- _PROMPT_:
Retype every line of the listing below, character for character.

(Region annotation records)

※ ※ ※

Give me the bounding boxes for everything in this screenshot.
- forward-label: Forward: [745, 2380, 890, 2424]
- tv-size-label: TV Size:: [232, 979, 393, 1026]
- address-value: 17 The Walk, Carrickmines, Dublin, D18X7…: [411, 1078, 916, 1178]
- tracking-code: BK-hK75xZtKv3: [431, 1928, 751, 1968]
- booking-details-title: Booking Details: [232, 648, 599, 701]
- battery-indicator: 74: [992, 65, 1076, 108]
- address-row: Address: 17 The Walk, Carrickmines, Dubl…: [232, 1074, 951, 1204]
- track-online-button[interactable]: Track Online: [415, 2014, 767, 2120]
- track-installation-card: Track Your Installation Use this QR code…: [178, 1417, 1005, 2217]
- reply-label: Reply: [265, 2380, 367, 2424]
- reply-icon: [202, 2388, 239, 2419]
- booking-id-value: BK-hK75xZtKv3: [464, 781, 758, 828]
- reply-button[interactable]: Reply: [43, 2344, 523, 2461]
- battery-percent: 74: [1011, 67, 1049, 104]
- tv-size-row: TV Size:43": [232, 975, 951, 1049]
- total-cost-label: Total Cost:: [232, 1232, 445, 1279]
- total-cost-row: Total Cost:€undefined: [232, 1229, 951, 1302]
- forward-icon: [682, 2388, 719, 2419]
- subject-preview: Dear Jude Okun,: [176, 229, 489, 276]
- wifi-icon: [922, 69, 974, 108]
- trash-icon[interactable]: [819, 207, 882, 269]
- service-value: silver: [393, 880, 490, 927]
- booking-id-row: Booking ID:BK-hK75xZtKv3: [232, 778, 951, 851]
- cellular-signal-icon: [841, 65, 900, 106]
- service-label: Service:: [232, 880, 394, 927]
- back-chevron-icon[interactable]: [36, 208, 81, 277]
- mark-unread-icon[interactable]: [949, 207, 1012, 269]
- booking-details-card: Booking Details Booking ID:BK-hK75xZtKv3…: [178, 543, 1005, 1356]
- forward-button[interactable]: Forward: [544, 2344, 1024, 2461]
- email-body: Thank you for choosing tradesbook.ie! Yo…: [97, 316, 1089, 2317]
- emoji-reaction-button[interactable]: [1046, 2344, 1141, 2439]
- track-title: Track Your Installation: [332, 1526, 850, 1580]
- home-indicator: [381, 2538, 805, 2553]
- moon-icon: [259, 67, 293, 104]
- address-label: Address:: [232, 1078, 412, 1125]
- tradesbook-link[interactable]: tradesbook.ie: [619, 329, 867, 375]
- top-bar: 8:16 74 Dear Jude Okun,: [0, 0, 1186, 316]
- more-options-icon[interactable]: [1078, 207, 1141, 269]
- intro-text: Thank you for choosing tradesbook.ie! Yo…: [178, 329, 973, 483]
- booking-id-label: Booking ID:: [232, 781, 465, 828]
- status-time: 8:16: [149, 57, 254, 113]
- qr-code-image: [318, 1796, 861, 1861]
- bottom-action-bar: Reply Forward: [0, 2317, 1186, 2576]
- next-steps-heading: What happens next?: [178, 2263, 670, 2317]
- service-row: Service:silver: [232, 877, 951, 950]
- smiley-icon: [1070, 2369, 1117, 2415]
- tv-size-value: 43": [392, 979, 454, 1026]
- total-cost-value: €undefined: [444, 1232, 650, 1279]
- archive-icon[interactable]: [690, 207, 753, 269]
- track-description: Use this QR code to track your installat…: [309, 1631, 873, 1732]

※ ※ ※

- _TASK OUTPUT_:
Give me the bounding boxes for everything in this screenshot.
- forward-label: Forward: [745, 2380, 890, 2424]
- tv-size-label: TV Size:: [232, 979, 393, 1026]
- address-value: 17 The Walk, Carrickmines, Dublin, D18X7…: [411, 1078, 916, 1178]
- tracking-code: BK-hK75xZtKv3: [431, 1928, 751, 1968]
- booking-details-title: Booking Details: [232, 648, 599, 701]
- battery-indicator: 74: [992, 65, 1076, 108]
- address-row: Address: 17 The Walk, Carrickmines, Dubl…: [232, 1074, 951, 1204]
- track-online-button[interactable]: Track Online: [415, 2014, 767, 2120]
- track-installation-card: Track Your Installation Use this QR code…: [178, 1417, 1005, 2217]
- reply-label: Reply: [265, 2380, 367, 2424]
- reply-icon: [202, 2388, 239, 2419]
- booking-id-value: BK-hK75xZtKv3: [464, 781, 758, 828]
- reply-button[interactable]: Reply: [43, 2344, 523, 2461]
- battery-percent: 74: [1011, 67, 1049, 104]
- tv-size-row: TV Size:43": [232, 975, 951, 1049]
- total-cost-label: Total Cost:: [232, 1232, 445, 1279]
- total-cost-row: Total Cost:€undefined: [232, 1229, 951, 1302]
- forward-icon: [682, 2388, 719, 2419]
- subject-preview: Dear Jude Okun,: [176, 229, 489, 276]
- wifi-icon: [922, 69, 974, 108]
- trash-icon[interactable]: [819, 207, 882, 269]
- service-value: silver: [393, 880, 490, 927]
- booking-id-row: Booking ID:BK-hK75xZtKv3: [232, 778, 951, 851]
- cellular-signal-icon: [841, 65, 900, 106]
- service-label: Service:: [232, 880, 394, 927]
- back-chevron-icon[interactable]: [36, 208, 81, 277]
- mark-unread-icon[interactable]: [949, 207, 1012, 269]
- booking-details-card: Booking Details Booking ID:BK-hK75xZtKv3…: [178, 543, 1005, 1356]
- forward-button[interactable]: Forward: [544, 2344, 1024, 2461]
- email-body: Thank you for choosing tradesbook.ie! Yo…: [97, 316, 1089, 2317]
- emoji-reaction-button[interactable]: [1046, 2344, 1141, 2439]
- track-title: Track Your Installation: [332, 1526, 850, 1580]
- home-indicator: [381, 2538, 805, 2553]
- moon-icon: [259, 67, 293, 104]
- address-label: Address:: [232, 1078, 412, 1125]
- tradesbook-link[interactable]: tradesbook.ie: [619, 329, 867, 375]
- top-bar: 8:16 74 Dear Jude Okun,: [0, 0, 1186, 316]
- more-options-icon[interactable]: [1078, 207, 1141, 269]
- intro-text: Thank you for choosing tradesbook.ie! Yo…: [178, 329, 973, 483]
- booking-id-label: Booking ID:: [232, 781, 465, 828]
- status-time: 8:16: [149, 57, 254, 113]
- qr-code-image: [318, 1796, 861, 1861]
- bottom-action-bar: Reply Forward: [0, 2317, 1186, 2576]
- next-steps-heading: What happens next?: [178, 2263, 670, 2317]
- service-row: Service:silver: [232, 877, 951, 950]
- smiley-icon: [1070, 2369, 1117, 2415]
- tv-size-value: 43": [392, 979, 454, 1026]
- total-cost-value: €undefined: [444, 1232, 650, 1279]
- archive-icon[interactable]: [690, 207, 753, 269]
- track-description: Use this QR code to track your installat…: [309, 1631, 873, 1732]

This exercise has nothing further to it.